→ **Exercise directions**:
Without the images, write out all of the following entries exactly.

→ **Extracted information**:
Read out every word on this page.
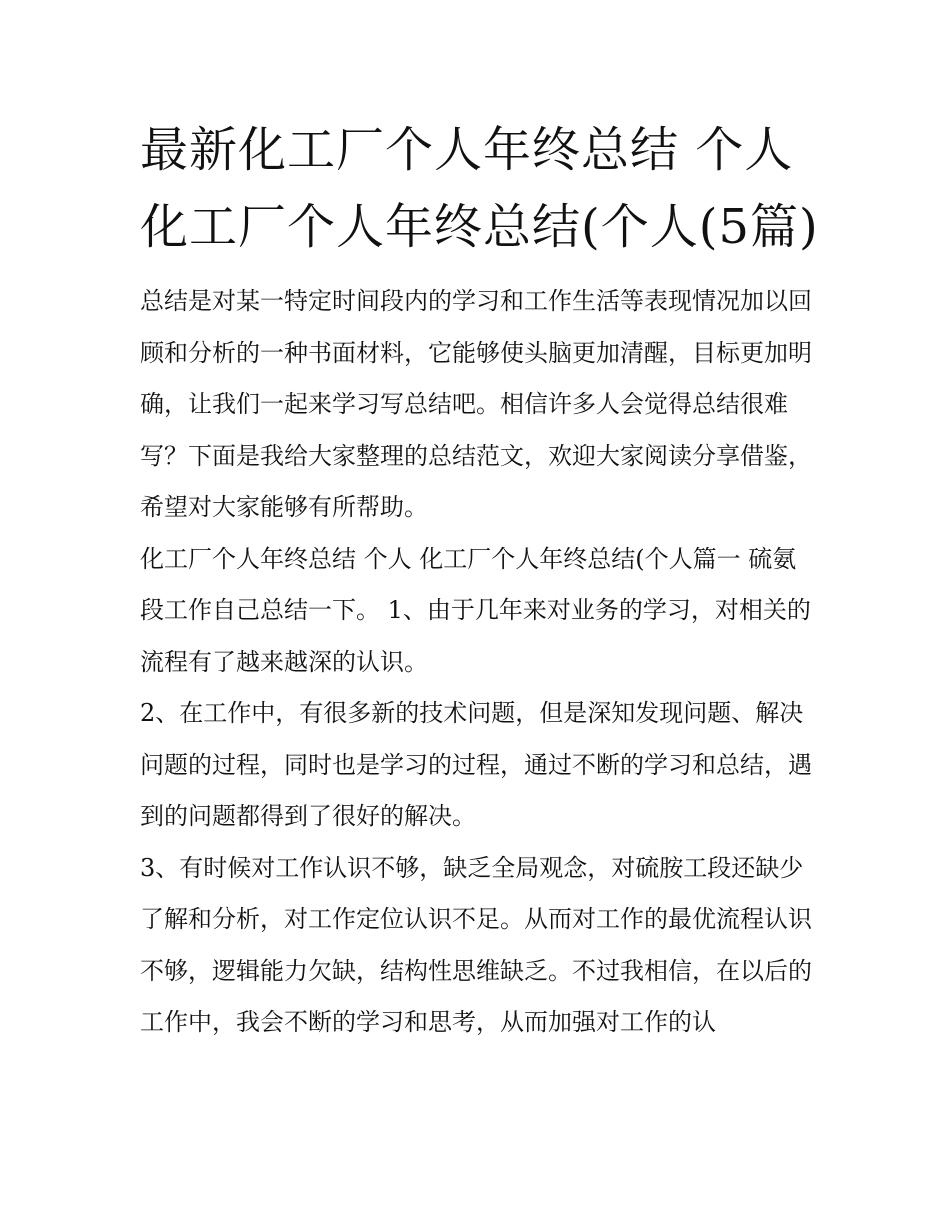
最新化工厂个人年终总结 个人化工厂个人年终总结(个人(5篇)

总结是对某一特定时间段内的学习和工作生活等表现情况加以回顾和分析的一种书面材料，它能够使头脑更加清醒，目标更加明确，让我们一起来学习写总结吧。相信许多人会觉得总结很难写？下面是我给大家整理的总结范文，欢迎大家阅读分享借鉴，希望对大家能够有所帮助。

化工厂个人年终总结 个人 化工厂个人年终总结(个人篇一 硫氨段工作自己总结一下。 1、由于几年来对业务的学习，对相关的流程有了越来越深的认识。

2、在工作中，有很多新的技术问题，但是深知发现问题、解决问题的过程，同时也是学习的过程，通过不断的学习和总结，遇到的问题都得到了很好的解决。

3、有时候对工作认识不够，缺乏全局观念，对硫胺工段还缺少了解和分析，对工作定位认识不足。从而对工作的最优流程认识不够，逻辑能力欠缺，结构性思维缺乏。不过我相信，在以后的工作中，我会不断的学习和思考，从而加强对工作的认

→ **Solution below**:
Read out every word on this page.
最新化工厂个人年终总结 个人化工厂个人年终总结(个人(5篇)

总结是对某一特定时间段内的学习和工作生活等表现情况加以回顾和分析的一种书面材料，它能够使头脑更加清醒，目标更加明确，让我们一起来学习写总结吧。相信许多人会觉得总结很难写？下面是我给大家整理的总结范文，欢迎大家阅读分享借鉴，希望对大家能够有所帮助。

化工厂个人年终总结 个人 化工厂个人年终总结(个人篇一 硫氨段工作自己总结一下。 1、由于几年来对业务的学习，对相关的流程有了越来越深的认识。

2、在工作中，有很多新的技术问题，但是深知发现问题、解决问题的过程，同时也是学习的过程，通过不断的学习和总结，遇到的问题都得到了很好的解决。

3、有时候对工作认识不够，缺乏全局观念，对硫胺工段还缺少了解和分析，对工作定位认识不足。从而对工作的最优流程认识不够，逻辑能力欠缺，结构性思维缺乏。不过我相信，在以后的工作中，我会不断的学习和思考，从而加强对工作的认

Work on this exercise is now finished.